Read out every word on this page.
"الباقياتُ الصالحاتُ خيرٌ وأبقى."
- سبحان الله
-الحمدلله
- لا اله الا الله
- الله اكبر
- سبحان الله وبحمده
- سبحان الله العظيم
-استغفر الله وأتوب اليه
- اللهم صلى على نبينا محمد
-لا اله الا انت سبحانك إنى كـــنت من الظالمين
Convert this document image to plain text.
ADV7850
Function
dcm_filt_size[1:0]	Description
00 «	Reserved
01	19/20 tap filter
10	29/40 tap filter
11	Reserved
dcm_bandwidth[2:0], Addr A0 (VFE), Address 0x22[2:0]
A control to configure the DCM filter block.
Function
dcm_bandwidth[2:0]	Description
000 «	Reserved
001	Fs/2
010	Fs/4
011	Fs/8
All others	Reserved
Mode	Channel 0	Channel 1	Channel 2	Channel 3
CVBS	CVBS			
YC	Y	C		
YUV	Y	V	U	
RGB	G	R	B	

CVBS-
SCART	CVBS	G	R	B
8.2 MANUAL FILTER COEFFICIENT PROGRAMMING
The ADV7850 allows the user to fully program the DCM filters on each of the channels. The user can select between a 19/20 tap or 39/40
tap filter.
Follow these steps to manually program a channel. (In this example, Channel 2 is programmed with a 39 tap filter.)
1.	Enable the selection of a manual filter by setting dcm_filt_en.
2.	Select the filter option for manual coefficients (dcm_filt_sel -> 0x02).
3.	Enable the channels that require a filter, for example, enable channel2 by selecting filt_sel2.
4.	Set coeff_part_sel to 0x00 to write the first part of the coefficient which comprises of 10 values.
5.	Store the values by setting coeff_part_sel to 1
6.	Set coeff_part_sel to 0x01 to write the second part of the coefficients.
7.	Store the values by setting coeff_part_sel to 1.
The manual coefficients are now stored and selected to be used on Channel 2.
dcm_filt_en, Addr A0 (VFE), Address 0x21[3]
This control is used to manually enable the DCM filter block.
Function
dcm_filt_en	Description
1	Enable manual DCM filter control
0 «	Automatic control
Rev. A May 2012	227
···
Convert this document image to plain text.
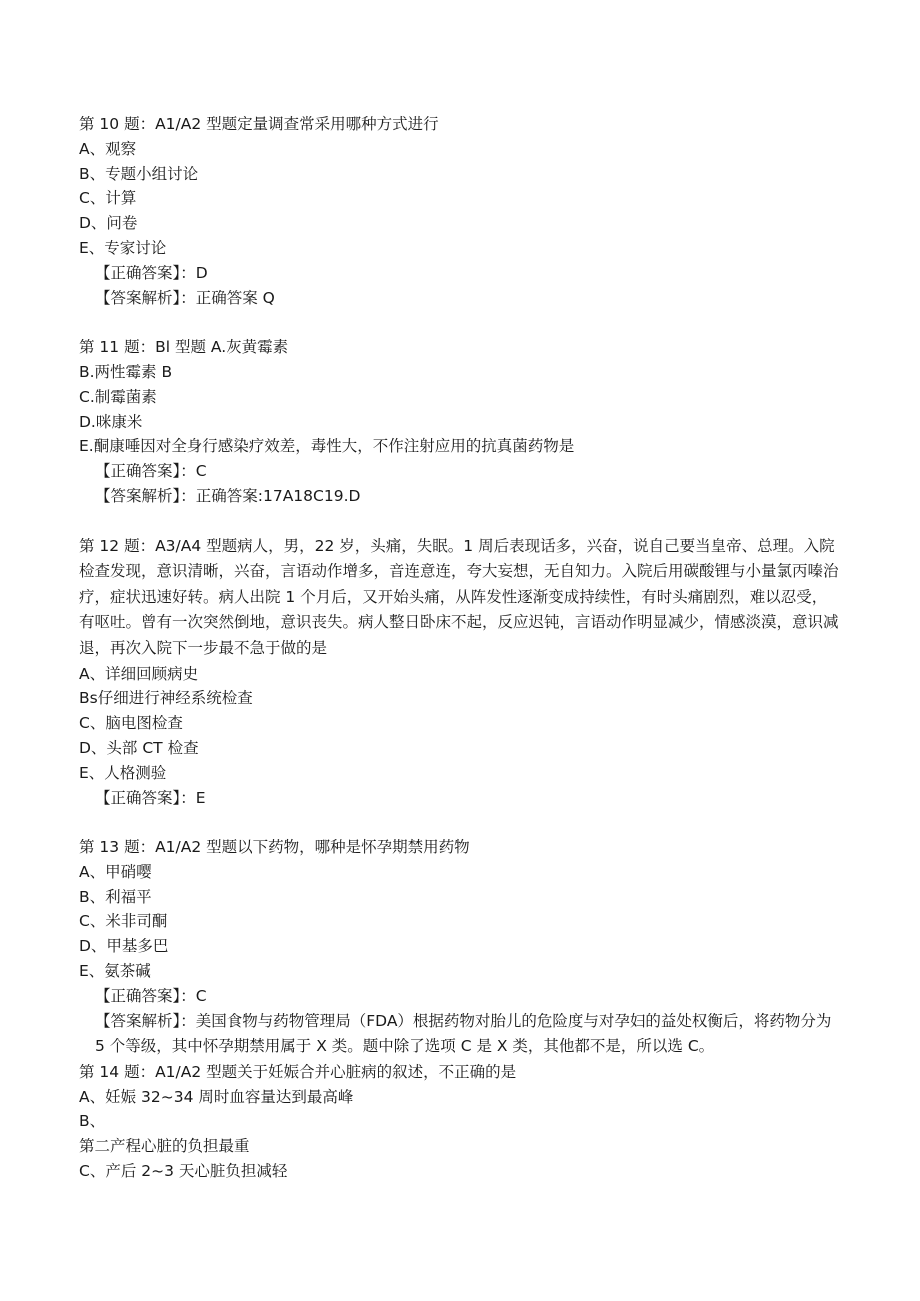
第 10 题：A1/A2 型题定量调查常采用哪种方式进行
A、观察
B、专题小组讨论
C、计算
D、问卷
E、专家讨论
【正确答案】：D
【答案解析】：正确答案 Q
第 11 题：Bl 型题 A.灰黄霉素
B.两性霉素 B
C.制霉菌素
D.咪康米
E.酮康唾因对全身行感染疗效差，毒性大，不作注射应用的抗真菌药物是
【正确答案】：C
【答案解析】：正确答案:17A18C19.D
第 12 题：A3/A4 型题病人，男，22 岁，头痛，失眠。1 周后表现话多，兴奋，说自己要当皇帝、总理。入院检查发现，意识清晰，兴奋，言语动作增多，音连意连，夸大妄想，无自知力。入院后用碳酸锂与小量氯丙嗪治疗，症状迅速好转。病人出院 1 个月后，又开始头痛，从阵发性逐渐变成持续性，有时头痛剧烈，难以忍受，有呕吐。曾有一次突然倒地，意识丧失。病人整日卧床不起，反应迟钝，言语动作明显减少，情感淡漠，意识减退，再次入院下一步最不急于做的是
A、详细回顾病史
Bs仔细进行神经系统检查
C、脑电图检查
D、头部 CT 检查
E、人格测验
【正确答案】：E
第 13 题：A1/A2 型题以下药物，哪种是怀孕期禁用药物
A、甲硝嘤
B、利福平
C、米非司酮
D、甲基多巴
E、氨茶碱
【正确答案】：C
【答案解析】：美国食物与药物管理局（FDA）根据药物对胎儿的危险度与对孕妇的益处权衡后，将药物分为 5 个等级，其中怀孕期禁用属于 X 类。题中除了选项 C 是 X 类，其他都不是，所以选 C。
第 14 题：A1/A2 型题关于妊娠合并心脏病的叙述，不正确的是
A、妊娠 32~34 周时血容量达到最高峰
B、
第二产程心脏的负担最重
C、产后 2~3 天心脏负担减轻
···
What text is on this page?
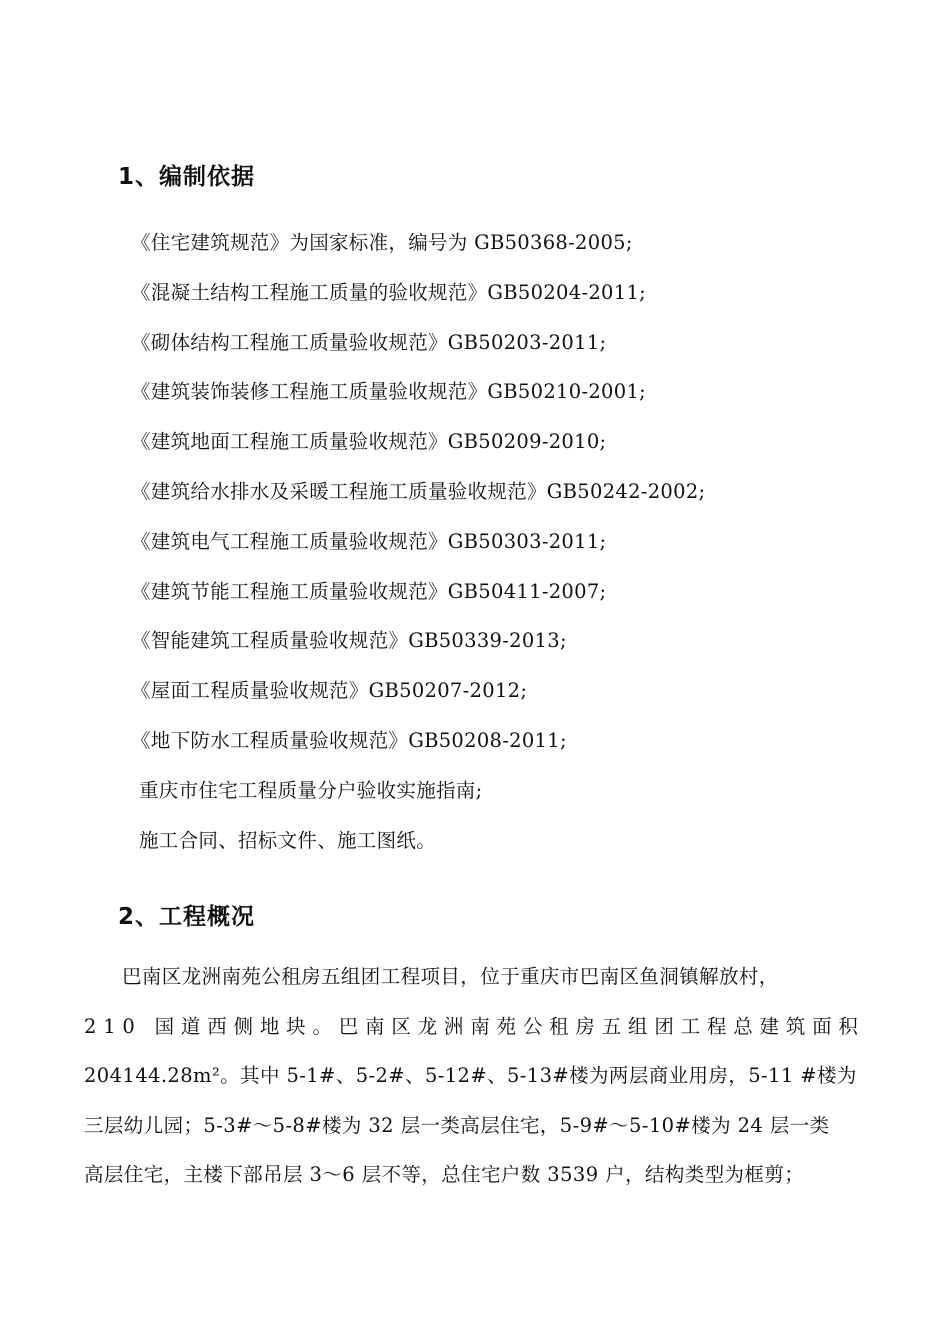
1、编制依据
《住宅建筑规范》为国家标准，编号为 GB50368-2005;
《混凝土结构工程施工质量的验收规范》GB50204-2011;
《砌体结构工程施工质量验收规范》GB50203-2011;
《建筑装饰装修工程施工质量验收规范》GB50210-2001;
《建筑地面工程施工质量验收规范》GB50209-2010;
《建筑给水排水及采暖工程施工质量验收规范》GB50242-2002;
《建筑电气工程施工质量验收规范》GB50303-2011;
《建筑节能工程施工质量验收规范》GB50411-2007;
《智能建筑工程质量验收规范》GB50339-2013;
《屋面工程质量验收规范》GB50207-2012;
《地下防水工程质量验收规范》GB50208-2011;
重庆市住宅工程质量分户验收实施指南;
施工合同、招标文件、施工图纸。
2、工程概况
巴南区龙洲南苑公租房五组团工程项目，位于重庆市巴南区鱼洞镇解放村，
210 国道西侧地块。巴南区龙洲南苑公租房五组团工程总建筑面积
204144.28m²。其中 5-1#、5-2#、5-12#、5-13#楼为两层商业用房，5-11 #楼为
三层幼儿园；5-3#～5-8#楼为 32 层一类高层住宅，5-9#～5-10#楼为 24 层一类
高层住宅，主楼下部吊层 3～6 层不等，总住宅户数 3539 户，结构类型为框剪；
···
> [Required task] Scan the lines above for "used", then copy every one that has it.

> [The output]
The manual coefficients are now stored and selected to be used on Channel 2.
This control is used to manually enable the DCM filter block.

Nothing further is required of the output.